• Problem:
Reproduce, word for word and in full, the passage below on the Desert Ambulance podcast series about Ramón Sender Barayón.

• Source document:
Desert Ambulance is a three-podcast series devoted to Ramón Sender Barayón (Madrid, 1934), a name at once familiar and obscure in Spain. The podcasts constitute an attempt to retrieve and shed new light on this figure by underscoring his musical contribution, particularly his work in the early to mid-1960s from the San Francisco Tape Music Center, a pioneering institution Sender would found with Morton Subotnick in 1961. Despite its short life, the Center represents one of the most interesting chapters in the history of electroacoustic music and, indeed, multimedia creation.

However, to put an approach to this artist into context, there is a need to look at Ramón’s upbringing in the USA after his family – his father was the esteemed writer from Aragón, Ramón J. Sender – was forced to flee from Spain in 1939. His mother, the pianist Amparo Barayón, would not be so lucky and lost her life to Franco’s armed forces shortly after the outbreak of the Spanish Civil War. This incident was shrouded in unusual circumstances and enveloped in a silence that Ramón would have to live with his whole life.

These three podcasts compile Sender’s testimony, courtesy of an interview, and are complemented with different records of his compositions and those by some of his contemporaries and travel companions. The frame of reference is an account developed by scholar David W. Bernstein through his research on the San Francisco Tape Music Center, from its inception to its heyday, prior to its members going their separate ways and in parallel to the emergence of counterculture and psychedelia on America’s West Coast.  

Francisco Caudet claimed that post-war Spanish literature must be depicted not on purely territorial grounds, but also extraterritorial terms given the circumstances that forced thousands of Spaniards to leave the country (Francisco Caudet. ¿De qué hablamos cuando hablamos de literatura del exilio republicano de 1939?, Arbor, vol. 185, no. 739, 2009). Thus, Desert Ambulance seeks to follow suit with a composer whose work is irrevocably linked to an episode that would truncate the trajectory of the twentieth century in Spain.

• Provided data:
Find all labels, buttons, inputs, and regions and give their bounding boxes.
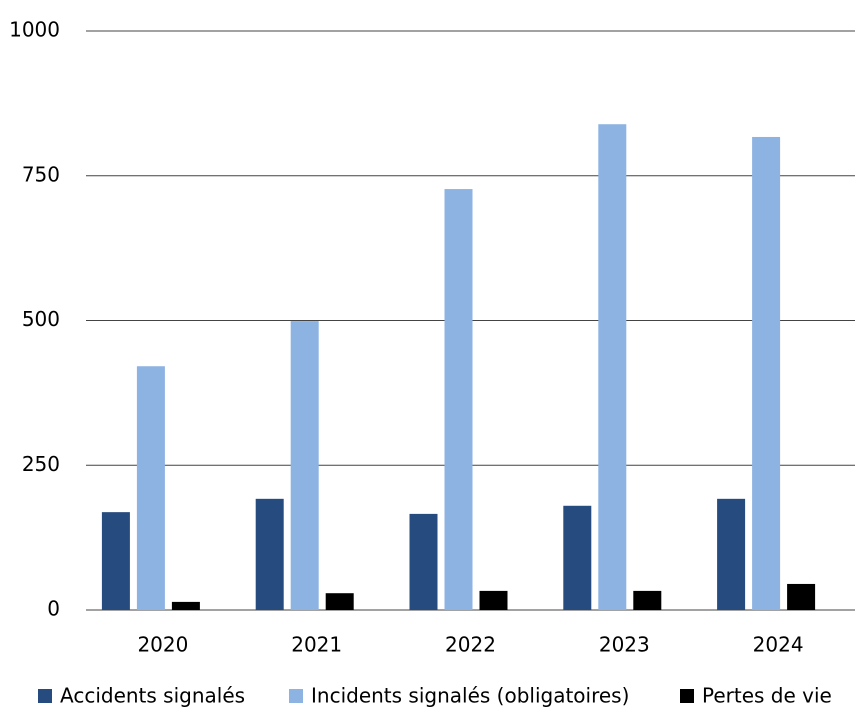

• Exercise response:
Desert Ambulance is a three-podcast series devoted to Ramón Sender Barayón (Madrid, 1934), a name at once familiar and obscure in Spain. The podcasts constitute an attempt to retrieve and shed new light on this figure by underscoring his musical contribution, particularly his work in the early to mid-1960s from the San Francisco Tape Music Center, a pioneering institution Sender would found with Morton Subotnick in 1961. Despite its short life, the Center represents one of the most interesting chapters in the history of electroacoustic music and, indeed, multimedia creation.

However, to put an approach to this artist into context, there is a need to look at Ramón’s upbringing in the USA after his family – his father was the esteemed writer from Aragón, Ramón J. Sender – was forced to flee from Spain in 1939. His mother, the pianist Amparo Barayón, would not be so lucky and lost her life to Franco’s armed forces shortly after the outbreak of the Spanish Civil War. This incident was shrouded in unusual circumstances and enveloped in a silence that Ramón would have to live with his whole life.

These three podcasts compile Sender’s testimony, courtesy of an interview, and are complemented with different records of his compositions and those by some of his contemporaries and travel companions. The frame of reference is an account developed by scholar David W. Bernstein through his research on the San Francisco Tape Music Center, from its inception to its heyday, prior to its members going their separate ways and in parallel to the emergence of counterculture and psychedelia on America’s West Coast.  

Francisco Caudet claimed that post-war Spanish literature must be depicted not on purely territorial grounds, but also extraterritorial terms given the circumstances that forced thousands of Spaniards to leave the country (Francisco Caudet. ¿De qué hablamos cuando hablamos de literatura del exilio republicano de 1939?, Arbor, vol. 185, no. 739, 2009). Thus, Desert Ambulance seeks to follow suit with a composer whose work is irrevocably linked to an episode that would truncate the trajectory of the twentieth century in Spain.